* PROBLEM DETAILS *
Can you transcribe every line exactly and leave the pictures behind?

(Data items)
__________

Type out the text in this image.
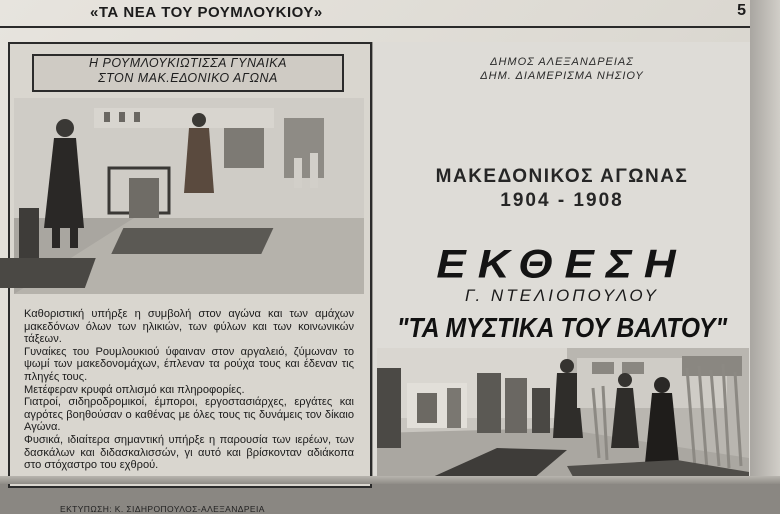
«ΤΑ ΝΕΑ ΤΟΥ ΡΟΥΜΛΟΥΚΙΟΥ»	5
Η ΡΟΥΜΛΟΥΚΙΩΤΙΣΣΑ ΓΥΝΑΙΚΑ
ΣΤΟΝ ΜΑΚ.ΕΔΟΝΙΚΟ ΑΓΩΝΑ

Καθοριστική υπήρξε η συμβολή στον αγώνα και των αμάχων μακεδόνων όλων των ηλικιών, των φύλων και των κοινωνικών τάξεων.

Γυναίκες του Ρουμλουκιού ύφαιναν στον αργαλειό, ζύμωναν το ψωμί των μακεδονομάχων, έπλεναν τα ρούχα τους και έδεναν τις πληγές τους.

Μετέφεραν κρυφά οπλισμό και πληροφορίες.

Γιατροί, σιδηροδρομικοί, έμποροι, εργοστασιάρχες, εργάτες και αγρότες βοηθούσαν ο καθένας με όλες τους τις δυνάμεις τον δίκαιο Αγώνα.

Φυσικά, ιδιαίτερα σημαντική υπήρξε η παρουσία των ιερέων, των δασκάλων και διδασκαλισσών, γι αυτό και βρίσκονταν αδιάκοπα στο στόχαστρο του εχθρού.

ΕΚΤΥΠΩΣΗ: Κ. ΣΙΔΗΡΟΠΟΥΛΟΣ-ΑΛΕΞΑΝΔΡΕΙΑ
ΔΗΜΟΣ ΑΛΕΞΑΝΔΡΕΙΑΣ
ΔΗΜ. ΔΙΑΜΕΡΙΣΜΑ ΝΗΣΙΟΥ
ΜΑΚΕΔΟΝΙΚΟΣ ΑΓΩΝΑΣ
1904 - 1908
ΕΚΘΕΣΗ
Γ. ΝΤΕΛΙΟΠΟΥΛΟΥ
"ΤΑ ΜΥΣΤΙΚΑ ΤΟΥ ΒΑΛΤΟΥ"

__________

* ANSWER TO THIS TASK *
Type out the text in this image.
«ΤΑ ΝΕΑ ΤΟΥ ΡΟΥΜΛΟΥΚΙΟΥ»	5
Η ΡΟΥΜΛΟΥΚΙΩΤΙΣΣΑ ΓΥΝΑΙΚΑ
ΣΤΟΝ ΜΑΚ.ΕΔΟΝΙΚΟ ΑΓΩΝΑ

Καθοριστική υπήρξε η συμβολή στον αγώνα και των αμάχων μακεδόνων όλων των ηλικιών, των φύλων και των κοινωνικών τάξεων.

Γυναίκες του Ρουμλουκιού ύφαιναν στον αργαλειό, ζύμωναν το ψωμί των μακεδονομάχων, έπλεναν τα ρούχα τους και έδεναν τις πληγές τους.

Μετέφεραν κρυφά οπλισμό και πληροφορίες.

Γιατροί, σιδηροδρομικοί, έμποροι, εργοστασιάρχες, εργάτες και αγρότες βοηθούσαν ο καθένας με όλες τους τις δυνάμεις τον δίκαιο Αγώνα.

Φυσικά, ιδιαίτερα σημαντική υπήρξε η παρουσία των ιερέων, των δασκάλων και διδασκαλισσών, γι αυτό και βρίσκονταν αδιάκοπα στο στόχαστρο του εχθρού.

ΕΚΤΥΠΩΣΗ: Κ. ΣΙΔΗΡΟΠΟΥΛΟΣ-ΑΛΕΞΑΝΔΡΕΙΑ
ΔΗΜΟΣ ΑΛΕΞΑΝΔΡΕΙΑΣ
ΔΗΜ. ΔΙΑΜΕΡΙΣΜΑ ΝΗΣΙΟΥ
ΜΑΚΕΔΟΝΙΚΟΣ ΑΓΩΝΑΣ
1904 - 1908
ΕΚΘΕΣΗ
Γ. ΝΤΕΛΙΟΠΟΥΛΟΥ
"ΤΑ ΜΥΣΤΙΚΑ ΤΟΥ ΒΑΛΤΟΥ"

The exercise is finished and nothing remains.